## WHAT TO DO
Search the listing below for the string "dependency" and show each line that contains it.
** Start of INFORMATION SUPPLIED **
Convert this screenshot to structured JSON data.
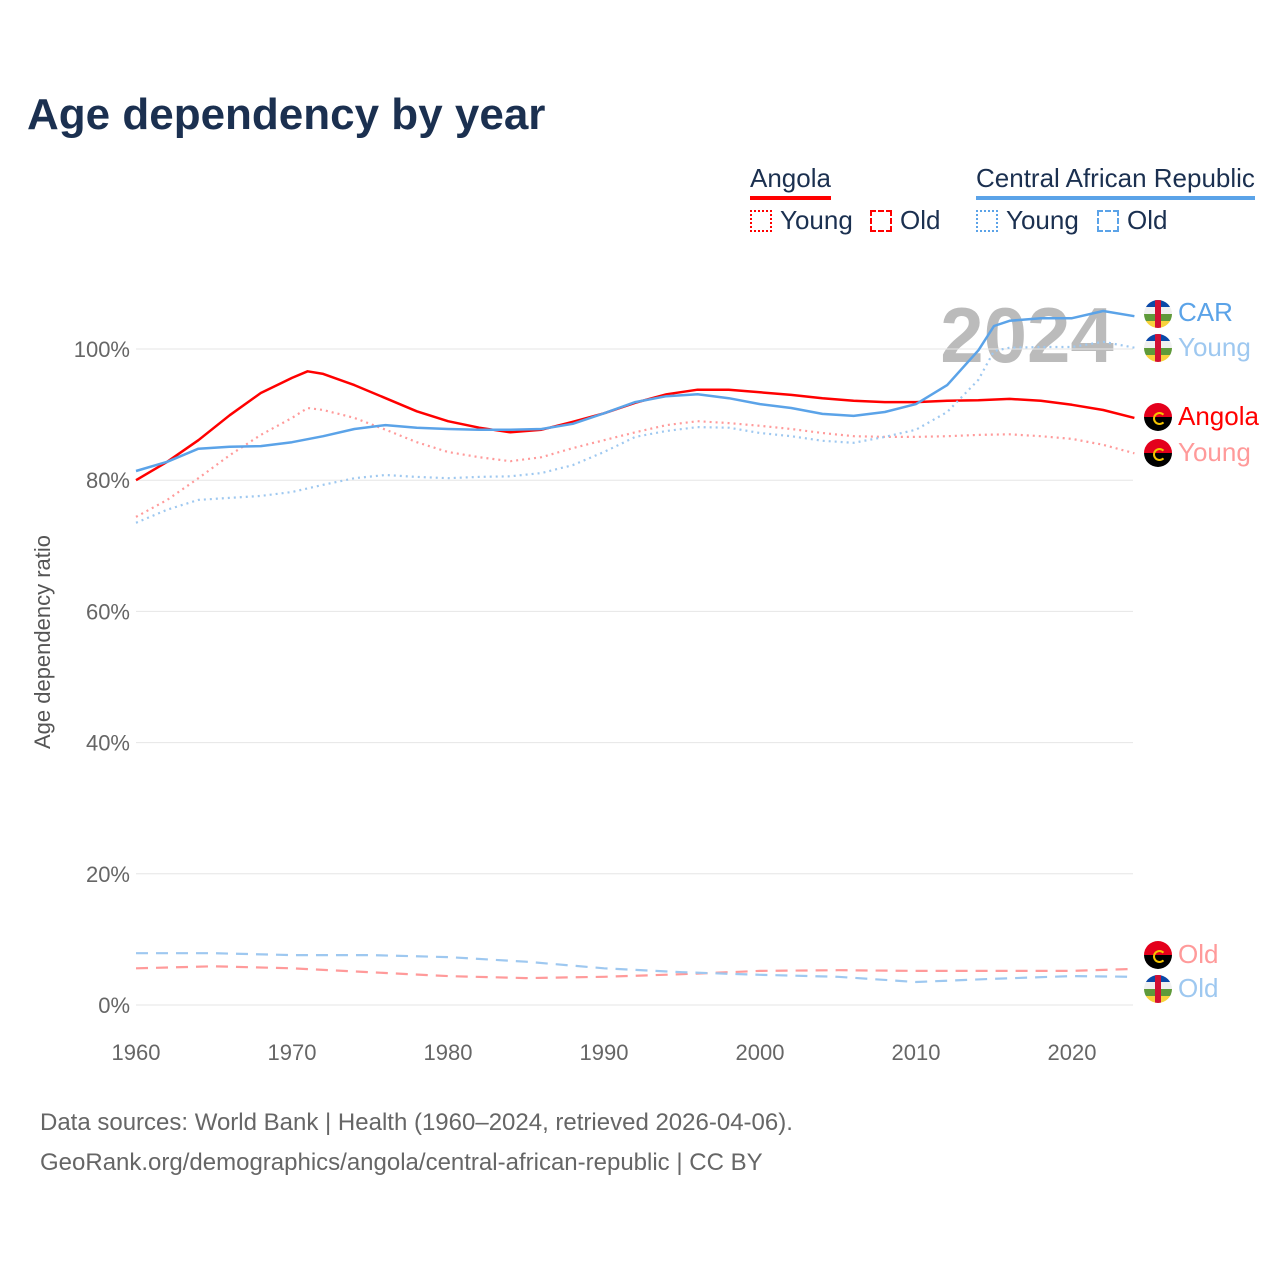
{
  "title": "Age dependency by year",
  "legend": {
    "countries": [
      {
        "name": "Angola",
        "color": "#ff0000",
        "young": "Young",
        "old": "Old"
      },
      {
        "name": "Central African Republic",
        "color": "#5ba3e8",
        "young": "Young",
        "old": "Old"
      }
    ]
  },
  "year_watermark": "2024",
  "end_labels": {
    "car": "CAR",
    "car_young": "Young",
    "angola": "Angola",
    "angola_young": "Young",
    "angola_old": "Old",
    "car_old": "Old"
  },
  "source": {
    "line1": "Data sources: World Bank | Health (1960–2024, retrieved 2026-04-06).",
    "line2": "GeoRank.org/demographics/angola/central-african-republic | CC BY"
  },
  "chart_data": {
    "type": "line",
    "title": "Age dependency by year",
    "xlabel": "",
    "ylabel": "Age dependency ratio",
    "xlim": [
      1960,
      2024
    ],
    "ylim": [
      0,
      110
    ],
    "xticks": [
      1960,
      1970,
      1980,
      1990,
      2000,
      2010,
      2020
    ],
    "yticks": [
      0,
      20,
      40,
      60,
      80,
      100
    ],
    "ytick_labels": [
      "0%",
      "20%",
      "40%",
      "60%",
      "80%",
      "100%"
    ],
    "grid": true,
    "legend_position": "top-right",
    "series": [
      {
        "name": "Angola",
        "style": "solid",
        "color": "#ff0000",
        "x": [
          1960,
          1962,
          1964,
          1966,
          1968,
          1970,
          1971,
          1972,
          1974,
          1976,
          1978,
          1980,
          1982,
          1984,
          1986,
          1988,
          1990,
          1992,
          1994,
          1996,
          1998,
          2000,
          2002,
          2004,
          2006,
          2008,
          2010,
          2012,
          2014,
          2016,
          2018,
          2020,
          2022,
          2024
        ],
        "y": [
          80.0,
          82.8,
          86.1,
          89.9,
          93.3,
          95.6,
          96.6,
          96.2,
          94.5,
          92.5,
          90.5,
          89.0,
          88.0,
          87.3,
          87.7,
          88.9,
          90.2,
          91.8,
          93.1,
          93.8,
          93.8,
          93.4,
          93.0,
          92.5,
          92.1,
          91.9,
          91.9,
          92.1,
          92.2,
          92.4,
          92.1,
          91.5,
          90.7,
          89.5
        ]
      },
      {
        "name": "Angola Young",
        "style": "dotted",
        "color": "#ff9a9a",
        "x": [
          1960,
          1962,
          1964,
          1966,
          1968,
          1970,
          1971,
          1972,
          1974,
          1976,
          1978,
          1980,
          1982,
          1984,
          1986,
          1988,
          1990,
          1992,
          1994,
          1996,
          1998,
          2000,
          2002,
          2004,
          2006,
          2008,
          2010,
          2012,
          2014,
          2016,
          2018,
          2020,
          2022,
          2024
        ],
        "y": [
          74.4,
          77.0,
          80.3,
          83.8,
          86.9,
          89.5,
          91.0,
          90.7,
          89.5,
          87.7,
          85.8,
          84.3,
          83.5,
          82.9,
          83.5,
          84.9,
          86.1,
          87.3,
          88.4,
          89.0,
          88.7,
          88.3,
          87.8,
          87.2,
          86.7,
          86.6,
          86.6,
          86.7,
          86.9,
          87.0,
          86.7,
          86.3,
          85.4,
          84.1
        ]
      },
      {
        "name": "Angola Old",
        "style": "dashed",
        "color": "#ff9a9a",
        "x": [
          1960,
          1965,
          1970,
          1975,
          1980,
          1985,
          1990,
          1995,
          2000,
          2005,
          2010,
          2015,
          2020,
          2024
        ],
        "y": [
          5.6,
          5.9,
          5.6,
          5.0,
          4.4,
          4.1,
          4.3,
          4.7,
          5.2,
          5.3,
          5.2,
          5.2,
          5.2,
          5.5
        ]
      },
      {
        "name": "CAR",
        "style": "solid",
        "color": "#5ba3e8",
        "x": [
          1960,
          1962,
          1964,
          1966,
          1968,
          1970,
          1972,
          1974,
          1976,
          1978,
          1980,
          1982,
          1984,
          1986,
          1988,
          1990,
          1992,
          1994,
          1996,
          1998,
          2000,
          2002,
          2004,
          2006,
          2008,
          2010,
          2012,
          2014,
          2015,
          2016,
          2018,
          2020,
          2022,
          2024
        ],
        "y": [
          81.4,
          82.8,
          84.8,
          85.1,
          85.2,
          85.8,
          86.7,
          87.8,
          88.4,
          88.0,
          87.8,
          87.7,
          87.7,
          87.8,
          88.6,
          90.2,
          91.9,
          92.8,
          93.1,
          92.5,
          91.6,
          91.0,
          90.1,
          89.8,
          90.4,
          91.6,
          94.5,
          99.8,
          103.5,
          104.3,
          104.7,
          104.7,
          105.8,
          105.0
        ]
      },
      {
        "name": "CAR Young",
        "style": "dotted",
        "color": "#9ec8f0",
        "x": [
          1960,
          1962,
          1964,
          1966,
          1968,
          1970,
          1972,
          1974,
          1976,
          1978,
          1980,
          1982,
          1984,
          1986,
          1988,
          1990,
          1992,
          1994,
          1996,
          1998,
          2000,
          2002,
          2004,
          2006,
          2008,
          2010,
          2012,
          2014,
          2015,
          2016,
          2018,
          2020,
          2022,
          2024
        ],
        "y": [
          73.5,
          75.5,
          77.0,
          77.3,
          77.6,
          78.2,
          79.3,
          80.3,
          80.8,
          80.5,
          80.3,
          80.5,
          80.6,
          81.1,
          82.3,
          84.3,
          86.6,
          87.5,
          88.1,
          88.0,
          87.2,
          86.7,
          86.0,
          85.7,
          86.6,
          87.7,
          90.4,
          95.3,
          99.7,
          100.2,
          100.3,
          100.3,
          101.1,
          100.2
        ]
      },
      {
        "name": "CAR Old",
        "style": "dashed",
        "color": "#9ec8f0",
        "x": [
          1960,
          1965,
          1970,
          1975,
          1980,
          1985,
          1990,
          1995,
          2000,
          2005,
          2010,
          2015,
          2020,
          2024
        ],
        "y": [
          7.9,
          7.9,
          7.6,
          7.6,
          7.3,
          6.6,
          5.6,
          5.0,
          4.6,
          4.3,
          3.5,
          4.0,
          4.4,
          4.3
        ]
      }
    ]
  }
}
** End of INFORMATION SUPPLIED **
## IN RESPONSE
  "title": "Age dependency by year",
    "title": "Age dependency by year",
    "ylabel": "Age dependency ratio",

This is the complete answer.